**WHAT YOU HAVE TO DO:** Transcribe everything in the data word for word. Pictures are left out.

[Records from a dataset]
————————
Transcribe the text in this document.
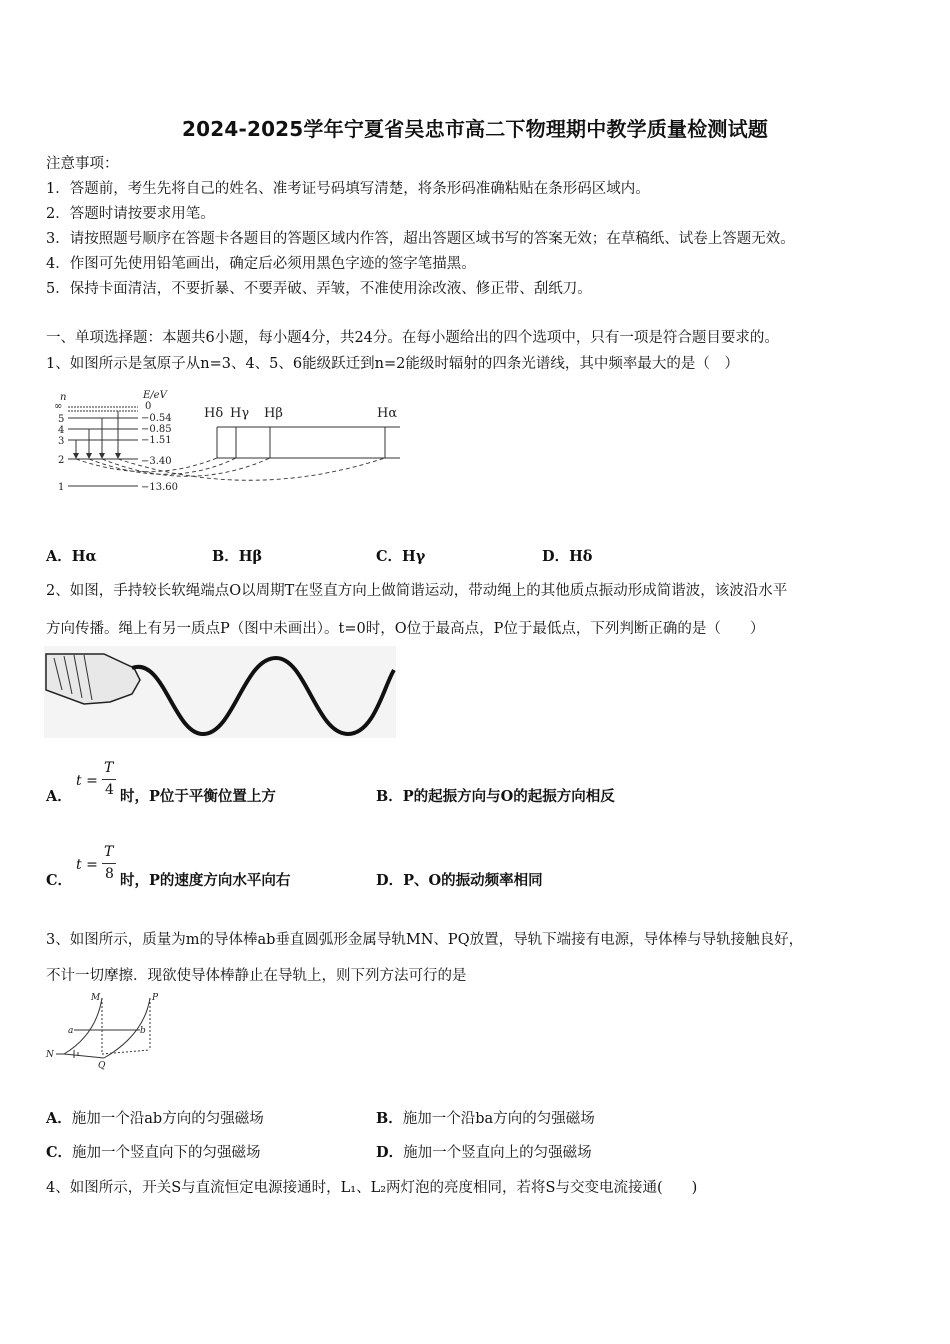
2024-2025学年宁夏省吴忠市高二下物理期中教学质量检测试题
注意事项：
1．答题前，考生先将自己的姓名、准考证号码填写清楚，将条形码准确粘贴在条形码区域内。
2．答题时请按要求用笔。
3．请按照题号顺序在答题卡各题目的答题区域内作答，超出答题区域书写的答案无效；在草稿纸、试卷上答题无效。
4．作图可先使用铅笔画出，确定后必须用黑色字迹的签字笔描黑。
5．保持卡面清洁，不要折暴、不要弄破、弄皱，不准使用涂改液、修正带、刮纸刀。
一、单项选择题：本题共6小题，每小题4分，共24分。在每小题给出的四个选项中，只有一项是符合题目要求的。
1、如图所示是氢原子从n=3、4、5、6能级跃迁到n=2能级时辐射的四条光谱线，其中频率最大的是（　）
n	E/eV
∞
5
4
3
2
1
0
−0.54
−0.85
−1.51
−3.40
−13.60
Hδ Hγ Hβ	Hα
A．Hα	B．Hβ	C．Hγ	D．Hδ
2、如图，手持较长软绳端点O以周期T在竖直方向上做简谐运动，带动绳上的其他质点振动形成简谐波，该波沿水平
方向传播。绳上有另一质点P（图中未画出）。t=0时，O位于最高点，P位于最低点，下列判断正确的是（　　）
A．
t =
T
4 时，P位于平衡位置上方	B．P的起振方向与O的起振方向相反
C．
t =
T
8 时，P的速度方向水平向右	D．P、O的振动频率相同
3、如图所示，质量为m的导体棒ab垂直圆弧形金属导轨MN、PQ放置，导轨下端接有电源，导体棒与导轨接触良好，
不计一切摩擦．现欲使导体棒静止在导轨上，则下列方法可行的是
M	P
a	b
N
Q
A．施加一个沿ab方向的匀强磁场	B．施加一个沿ba方向的匀强磁场
C．施加一个竖直向下的匀强磁场	D．施加一个竖直向上的匀强磁场
4、如图所示，开关S与直流恒定电源接通时，L₁、L₂两灯泡的亮度相同，若将S与交变电流接通(　　)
————————
**RESPONSE TO THE EXERCISE:**
Transcribe the text in this document.
2024-2025学年宁夏省吴忠市高二下物理期中教学质量检测试题
注意事项：
1．答题前，考生先将自己的姓名、准考证号码填写清楚，将条形码准确粘贴在条形码区域内。
2．答题时请按要求用笔。
3．请按照题号顺序在答题卡各题目的答题区域内作答，超出答题区域书写的答案无效；在草稿纸、试卷上答题无效。
4．作图可先使用铅笔画出，确定后必须用黑色字迹的签字笔描黑。
5．保持卡面清洁，不要折暴、不要弄破、弄皱，不准使用涂改液、修正带、刮纸刀。
一、单项选择题：本题共6小题，每小题4分，共24分。在每小题给出的四个选项中，只有一项是符合题目要求的。
1、如图所示是氢原子从n=3、4、5、6能级跃迁到n=2能级时辐射的四条光谱线，其中频率最大的是（　）
n	E/eV
∞
5
4
3
2
1
0
−0.54
−0.85
−1.51
−3.40
−13.60
Hδ Hγ Hβ	Hα
A．Hα	B．Hβ	C．Hγ	D．Hδ
2、如图，手持较长软绳端点O以周期T在竖直方向上做简谐运动，带动绳上的其他质点振动形成简谐波，该波沿水平
方向传播。绳上有另一质点P（图中未画出）。t=0时，O位于最高点，P位于最低点，下列判断正确的是（　　）
A．
t =
T
4 时，P位于平衡位置上方	B．P的起振方向与O的起振方向相反
C．
t =
T
8 时，P的速度方向水平向右	D．P、O的振动频率相同
3、如图所示，质量为m的导体棒ab垂直圆弧形金属导轨MN、PQ放置，导轨下端接有电源，导体棒与导轨接触良好，
不计一切摩擦．现欲使导体棒静止在导轨上，则下列方法可行的是
M	P
a	b
N
Q
A．施加一个沿ab方向的匀强磁场	B．施加一个沿ba方向的匀强磁场
C．施加一个竖直向下的匀强磁场	D．施加一个竖直向上的匀强磁场
4、如图所示，开关S与直流恒定电源接通时，L₁、L₂两灯泡的亮度相同，若将S与交变电流接通(　　)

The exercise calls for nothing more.